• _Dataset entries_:
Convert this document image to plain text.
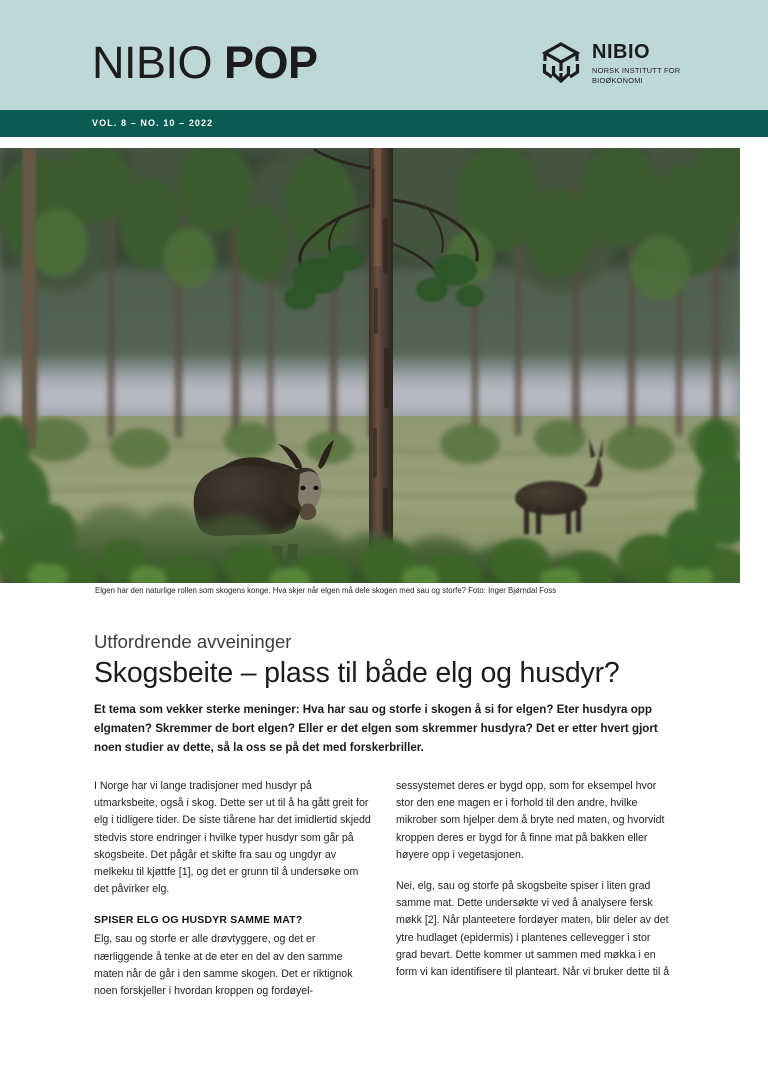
NIBIO POP	NIBIO
NORSK INSTITUTT FOR
BIOØKONOMI
VOL. 8 – NO. 10 – 2022
Elgen har den naturlige rollen som skogens konge. Hva skjer når elgen må dele skogen med sau og storfe? Foto: Inger Bjørndal Foss
Utfordrende avveininger
Skogsbeite – plass til både elg og husdyr?

Et tema som vekker sterke meninger: Hva har sau og storfe i skogen å si for elgen? Eter husdyra opp elgmaten? Skremmer de bort elgen? Eller er det elgen som skremmer husdyra? Det er etter hvert gjort noen studier av dette, så la oss se på det med forskerbriller.

I Norge har vi lange tradisjoner med husdyr på utmarksbeite, også i skog. Dette ser ut til å ha gått greit for elg i tidligere tider. De siste tiårene har det imidlertid skjedd stedvis store endringer i hvilke typer husdyr som går på skogsbeite. Det pågår et skifte fra sau og ungdyr av melkeku til kjøttfe [1], og det er grunn til å undersøke om det påvirker elg.

SPISER ELG OG HUSDYR SAMME MAT?

Elg, sau og storfe er alle drøvtyggere, og det er nærliggende å tenke at de eter en del av den samme maten når de går i den samme skogen. Det er riktignok noen forskjeller i hvordan kroppen og fordøyel-

sessystemet deres er bygd opp, som for eksempel hvor stor den ene magen er i forhold til den andre, hvilke mikrober som hjelper dem å bryte ned maten, og hvorvidt kroppen deres er bygd for å finne mat på bakken eller høyere opp i vegetasjonen.

Nei, elg, sau og storfe på skogsbeite spiser i liten grad samme mat. Dette undersøkte vi ved å analysere fersk møkk [2]. Når planteetere fordøyer maten, blir deler av det ytre hudlaget (epidermis) i plantenes cellevegger i stor grad bevart. Dette kommer ut sammen med møkka i en form vi kan identifisere til planteart. Når vi bruker dette til å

• _TASK DESCRIPTION_: Write out the listing above again, exactly, but with no pictures in the copy.

• _THE RESULT_:
Convert this document image to plain text.
NIBIO POP	NIBIO
NORSK INSTITUTT FOR
BIOØKONOMI
VOL. 8 – NO. 10 – 2022
Elgen har den naturlige rollen som skogens konge. Hva skjer når elgen må dele skogen med sau og storfe? Foto: Inger Bjørndal Foss
Utfordrende avveininger
Skogsbeite – plass til både elg og husdyr?

Et tema som vekker sterke meninger: Hva har sau og storfe i skogen å si for elgen? Eter husdyra opp elgmaten? Skremmer de bort elgen? Eller er det elgen som skremmer husdyra? Det er etter hvert gjort noen studier av dette, så la oss se på det med forskerbriller.

I Norge har vi lange tradisjoner med husdyr på utmarksbeite, også i skog. Dette ser ut til å ha gått greit for elg i tidligere tider. De siste tiårene har det imidlertid skjedd stedvis store endringer i hvilke typer husdyr som går på skogsbeite. Det pågår et skifte fra sau og ungdyr av melkeku til kjøttfe [1], og det er grunn til å undersøke om det påvirker elg.

SPISER ELG OG HUSDYR SAMME MAT?

Elg, sau og storfe er alle drøvtyggere, og det er nærliggende å tenke at de eter en del av den samme maten når de går i den samme skogen. Det er riktignok noen forskjeller i hvordan kroppen og fordøyel-

sessystemet deres er bygd opp, som for eksempel hvor stor den ene magen er i forhold til den andre, hvilke mikrober som hjelper dem å bryte ned maten, og hvorvidt kroppen deres er bygd for å finne mat på bakken eller høyere opp i vegetasjonen.

Nei, elg, sau og storfe på skogsbeite spiser i liten grad samme mat. Dette undersøkte vi ved å analysere fersk møkk [2]. Når planteetere fordøyer maten, blir deler av det ytre hudlaget (epidermis) i plantenes cellevegger i stor grad bevart. Dette kommer ut sammen med møkka i en form vi kan identifisere til planteart. Når vi bruker dette til å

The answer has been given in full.